• **Written problem**
Exact reproduction is required for all entries.

• **Dataset excerpts**
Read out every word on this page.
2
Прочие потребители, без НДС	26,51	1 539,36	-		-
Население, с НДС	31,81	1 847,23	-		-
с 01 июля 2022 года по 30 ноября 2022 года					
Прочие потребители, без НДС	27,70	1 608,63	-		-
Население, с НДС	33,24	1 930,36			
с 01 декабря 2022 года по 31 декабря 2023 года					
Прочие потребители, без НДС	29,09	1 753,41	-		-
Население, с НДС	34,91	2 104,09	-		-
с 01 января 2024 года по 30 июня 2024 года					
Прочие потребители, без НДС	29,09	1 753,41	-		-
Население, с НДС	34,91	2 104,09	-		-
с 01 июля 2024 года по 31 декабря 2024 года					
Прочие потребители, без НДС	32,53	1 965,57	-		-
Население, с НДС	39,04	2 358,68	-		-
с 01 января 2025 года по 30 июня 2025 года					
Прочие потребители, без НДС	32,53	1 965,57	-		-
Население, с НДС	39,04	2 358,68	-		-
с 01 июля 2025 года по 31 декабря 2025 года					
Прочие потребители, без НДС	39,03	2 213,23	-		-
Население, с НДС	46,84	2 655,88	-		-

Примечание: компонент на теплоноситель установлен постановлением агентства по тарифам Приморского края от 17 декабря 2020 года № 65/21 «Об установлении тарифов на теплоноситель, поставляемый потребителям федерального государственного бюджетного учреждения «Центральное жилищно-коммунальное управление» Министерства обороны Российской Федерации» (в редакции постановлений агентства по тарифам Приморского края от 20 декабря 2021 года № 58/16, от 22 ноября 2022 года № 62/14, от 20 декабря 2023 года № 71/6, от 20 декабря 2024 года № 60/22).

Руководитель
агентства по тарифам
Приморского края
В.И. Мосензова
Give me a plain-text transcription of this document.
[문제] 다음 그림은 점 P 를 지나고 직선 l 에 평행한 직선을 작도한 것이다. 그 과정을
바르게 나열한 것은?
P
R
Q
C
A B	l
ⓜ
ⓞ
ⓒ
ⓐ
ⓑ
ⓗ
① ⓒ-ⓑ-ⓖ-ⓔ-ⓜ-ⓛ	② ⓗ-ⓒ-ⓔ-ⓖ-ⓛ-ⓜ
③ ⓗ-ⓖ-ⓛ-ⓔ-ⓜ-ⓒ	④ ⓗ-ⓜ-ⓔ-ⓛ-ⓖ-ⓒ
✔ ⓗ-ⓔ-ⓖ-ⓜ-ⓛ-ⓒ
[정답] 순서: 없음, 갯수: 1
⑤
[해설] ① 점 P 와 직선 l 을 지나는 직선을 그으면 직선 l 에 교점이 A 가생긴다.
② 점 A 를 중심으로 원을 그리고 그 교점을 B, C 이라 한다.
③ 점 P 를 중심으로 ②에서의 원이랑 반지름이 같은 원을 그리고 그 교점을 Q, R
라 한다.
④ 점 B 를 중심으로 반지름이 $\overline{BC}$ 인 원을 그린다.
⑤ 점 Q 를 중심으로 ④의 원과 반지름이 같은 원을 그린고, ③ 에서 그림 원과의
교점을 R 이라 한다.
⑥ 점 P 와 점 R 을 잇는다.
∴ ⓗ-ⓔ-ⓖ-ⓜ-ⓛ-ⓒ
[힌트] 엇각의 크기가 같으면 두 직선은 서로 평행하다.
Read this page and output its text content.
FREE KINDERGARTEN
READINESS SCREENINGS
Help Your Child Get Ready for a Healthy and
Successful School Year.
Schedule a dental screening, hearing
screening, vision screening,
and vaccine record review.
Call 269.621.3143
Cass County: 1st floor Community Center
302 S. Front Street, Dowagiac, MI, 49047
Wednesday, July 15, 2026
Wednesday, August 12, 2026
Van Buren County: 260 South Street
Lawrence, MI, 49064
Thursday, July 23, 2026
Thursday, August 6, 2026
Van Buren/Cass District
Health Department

• **The answer**
Read out every word on this page.
2
Прочие потребители, без НДС	26,51	1 539,36	-		-
Население, с НДС	31,81	1 847,23	-		-
с 01 июля 2022 года по 30 ноября 2022 года					
Прочие потребители, без НДС	27,70	1 608,63	-		-
Население, с НДС	33,24	1 930,36			
с 01 декабря 2022 года по 31 декабря 2023 года					
Прочие потребители, без НДС	29,09	1 753,41	-		-
Население, с НДС	34,91	2 104,09	-		-
с 01 января 2024 года по 30 июня 2024 года					
Прочие потребители, без НДС	29,09	1 753,41	-		-
Население, с НДС	34,91	2 104,09	-		-
с 01 июля 2024 года по 31 декабря 2024 года					
Прочие потребители, без НДС	32,53	1 965,57	-		-
Население, с НДС	39,04	2 358,68	-		-
с 01 января 2025 года по 30 июня 2025 года					
Прочие потребители, без НДС	32,53	1 965,57	-		-
Население, с НДС	39,04	2 358,68	-		-
с 01 июля 2025 года по 31 декабря 2025 года					
Прочие потребители, без НДС	39,03	2 213,23	-		-
Население, с НДС	46,84	2 655,88	-		-

Примечание: компонент на теплоноситель установлен постановлением агентства по тарифам Приморского края от 17 декабря 2020 года № 65/21 «Об установлении тарифов на теплоноситель, поставляемый потребителям федерального государственного бюджетного учреждения «Центральное жилищно-коммунальное управление» Министерства обороны Российской Федерации» (в редакции постановлений агентства по тарифам Приморского края от 20 декабря 2021 года № 58/16, от 22 ноября 2022 года № 62/14, от 20 декабря 2023 года № 71/6, от 20 декабря 2024 года № 60/22).

Руководитель
агентства по тарифам
Приморского края
В.И. Мосензова
Give me a plain-text transcription of this document.
[문제] 다음 그림은 점 P 를 지나고 직선 l 에 평행한 직선을 작도한 것이다. 그 과정을
바르게 나열한 것은?
P
R
Q
C
A B	l
ⓜ
ⓞ
ⓒ
ⓐ
ⓑ
ⓗ
① ⓒ-ⓑ-ⓖ-ⓔ-ⓜ-ⓛ	② ⓗ-ⓒ-ⓔ-ⓖ-ⓛ-ⓜ
③ ⓗ-ⓖ-ⓛ-ⓔ-ⓜ-ⓒ	④ ⓗ-ⓜ-ⓔ-ⓛ-ⓖ-ⓒ
✔ ⓗ-ⓔ-ⓖ-ⓜ-ⓛ-ⓒ
[정답] 순서: 없음, 갯수: 1
⑤
[해설] ① 점 P 와 직선 l 을 지나는 직선을 그으면 직선 l 에 교점이 A 가생긴다.
② 점 A 를 중심으로 원을 그리고 그 교점을 B, C 이라 한다.
③ 점 P 를 중심으로 ②에서의 원이랑 반지름이 같은 원을 그리고 그 교점을 Q, R
라 한다.
④ 점 B 를 중심으로 반지름이 $\overline{BC}$ 인 원을 그린다.
⑤ 점 Q 를 중심으로 ④의 원과 반지름이 같은 원을 그린고, ③ 에서 그림 원과의
교점을 R 이라 한다.
⑥ 점 P 와 점 R 을 잇는다.
∴ ⓗ-ⓔ-ⓖ-ⓜ-ⓛ-ⓒ
[힌트] 엇각의 크기가 같으면 두 직선은 서로 평행하다.
Read this page and output its text content.
FREE KINDERGARTEN
READINESS SCREENINGS
Help Your Child Get Ready for a Healthy and
Successful School Year.
Schedule a dental screening, hearing
screening, vision screening,
and vaccine record review.
Call 269.621.3143
Cass County: 1st floor Community Center
302 S. Front Street, Dowagiac, MI, 49047
Wednesday, July 15, 2026
Wednesday, August 12, 2026
Van Buren County: 260 South Street
Lawrence, MI, 49064
Thursday, July 23, 2026
Thursday, August 6, 2026
Van Buren/Cass District
Health Department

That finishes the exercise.